• Exercise:
Each entry here needs to be set down again exactly, please; pictures are left out.
----
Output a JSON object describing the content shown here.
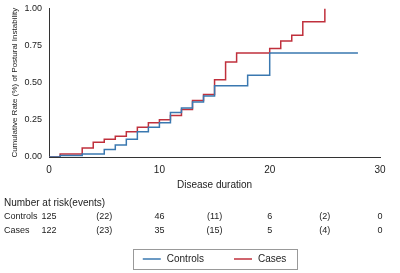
{
  "chart_data": {
    "type": "line",
    "x_label": "Disease duration",
    "y_label": "Cumulative Rate (%) of Postural Instability",
    "xlim": [
      0,
      30
    ],
    "xticks": [
      0,
      10,
      20,
      30
    ],
    "ylim": [
      0,
      1
    ],
    "yticks": [
      {
        "value": 0,
        "label": "0.00"
      },
      {
        "value": 0.25,
        "label": "0.25"
      },
      {
        "value": 0.5,
        "label": "0.50"
      },
      {
        "value": 0.75,
        "label": "0.75"
      },
      {
        "value": 1,
        "label": "1.00"
      }
    ],
    "grid": false,
    "legend": "bottom",
    "series": [
      {
        "name": "Controls",
        "color": "#3a78b0",
        "line_style": "step",
        "x": [
          0,
          1,
          3,
          5,
          6,
          7,
          8,
          9,
          10,
          11,
          12,
          13,
          14,
          15,
          18,
          20,
          28
        ],
        "values": [
          0,
          0.01,
          0.02,
          0.05,
          0.08,
          0.12,
          0.17,
          0.2,
          0.23,
          0.3,
          0.33,
          0.37,
          0.41,
          0.48,
          0.55,
          0.7,
          0.7
        ]
      },
      {
        "name": "Cases",
        "color": "#c0303c",
        "line_style": "step",
        "x": [
          0,
          1,
          3,
          4,
          5,
          6,
          7,
          8,
          9,
          10,
          11,
          12,
          13,
          14,
          15,
          16,
          17,
          20,
          21,
          22,
          23,
          25
        ],
        "values": [
          0,
          0.02,
          0.06,
          0.1,
          0.12,
          0.14,
          0.17,
          0.2,
          0.23,
          0.25,
          0.28,
          0.32,
          0.38,
          0.42,
          0.52,
          0.64,
          0.7,
          0.73,
          0.78,
          0.82,
          0.91,
          1.0
        ]
      }
    ],
    "risk_table": {
      "title": "Number at risk(events)",
      "times": [
        0,
        10,
        20,
        30
      ],
      "rows": [
        {
          "name": "Controls",
          "at_risk": [
            125,
            46,
            6,
            0
          ],
          "events": [
            "(22)",
            "(11)",
            "(2)"
          ]
        },
        {
          "name": "Cases",
          "at_risk": [
            122,
            35,
            5,
            0
          ],
          "events": [
            "(23)",
            "(15)",
            "(4)"
          ]
        }
      ]
    }
  }
}
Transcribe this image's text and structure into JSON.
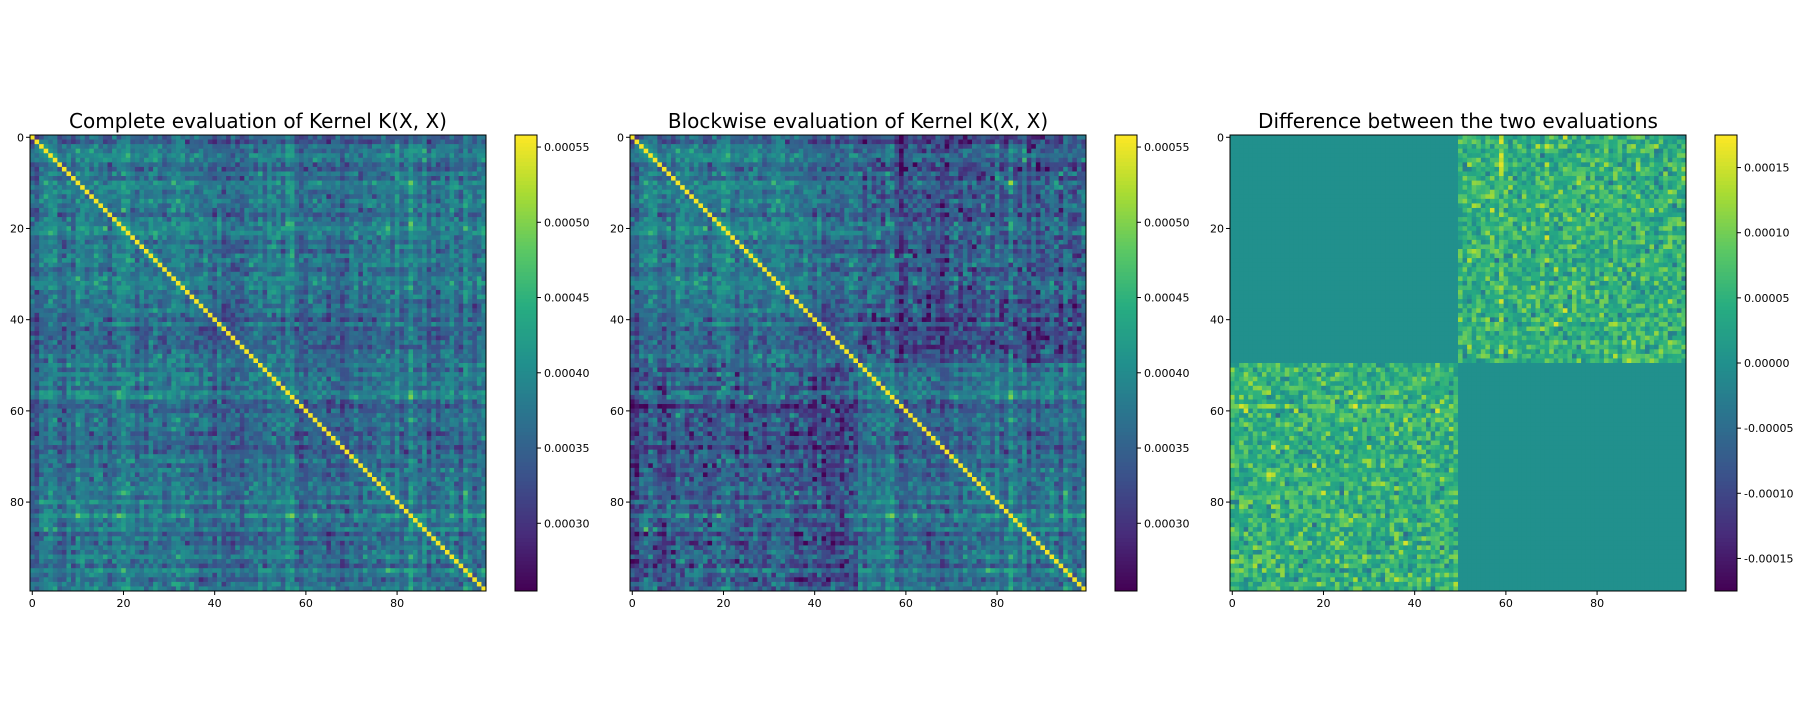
----
• Output for this task:
Output a JSON object describing the content shown here.
{
  "chart_data": {
    "type": "line",
    "x_label": "Disease duration",
    "y_label": "Cumulative Rate (%) of Postural Instability",
    "xlim": [
      0,
      30
    ],
    "xticks": [
      0,
      10,
      20,
      30
    ],
    "ylim": [
      0,
      1
    ],
    "yticks": [
      {
        "value": 0,
        "label": "0.00"
      },
      {
        "value": 0.25,
        "label": "0.25"
      },
      {
        "value": 0.5,
        "label": "0.50"
      },
      {
        "value": 0.75,
        "label": "0.75"
      },
      {
        "value": 1,
        "label": "1.00"
      }
    ],
    "grid": false,
    "legend": "bottom",
    "series": [
      {
        "name": "Controls",
        "color": "#3a78b0",
        "line_style": "step",
        "x": [
          0,
          1,
          3,
          5,
          6,
          7,
          8,
          9,
          10,
          11,
          12,
          13,
          14,
          15,
          18,
          20,
          28
        ],
        "values": [
          0,
          0.01,
          0.02,
          0.05,
          0.08,
          0.12,
          0.17,
          0.2,
          0.23,
          0.3,
          0.33,
          0.37,
          0.41,
          0.48,
          0.55,
          0.7,
          0.7
        ]
      },
      {
        "name": "Cases",
        "color": "#c0303c",
        "line_style": "step",
        "x": [
          0,
          1,
          3,
          4,
          5,
          6,
          7,
          8,
          9,
          10,
          11,
          12,
          13,
          14,
          15,
          16,
          17,
          20,
          21,
          22,
          23,
          25
        ],
        "values": [
          0,
          0.02,
          0.06,
          0.1,
          0.12,
          0.14,
          0.17,
          0.2,
          0.23,
          0.25,
          0.28,
          0.32,
          0.38,
          0.42,
          0.52,
          0.64,
          0.7,
          0.73,
          0.78,
          0.82,
          0.91,
          1.0
        ]
      }
    ],
    "risk_table": {
      "title": "Number at risk(events)",
      "times": [
        0,
        10,
        20,
        30
      ],
      "rows": [
        {
          "name": "Controls",
          "at_risk": [
            125,
            46,
            6,
            0
          ],
          "events": [
            "(22)",
            "(11)",
            "(2)"
          ]
        },
        {
          "name": "Cases",
          "at_risk": [
            122,
            35,
            5,
            0
          ],
          "events": [
            "(23)",
            "(15)",
            "(4)"
          ]
        }
      ]
    }
  }
}
Transcribe this image's text and structure into JSON.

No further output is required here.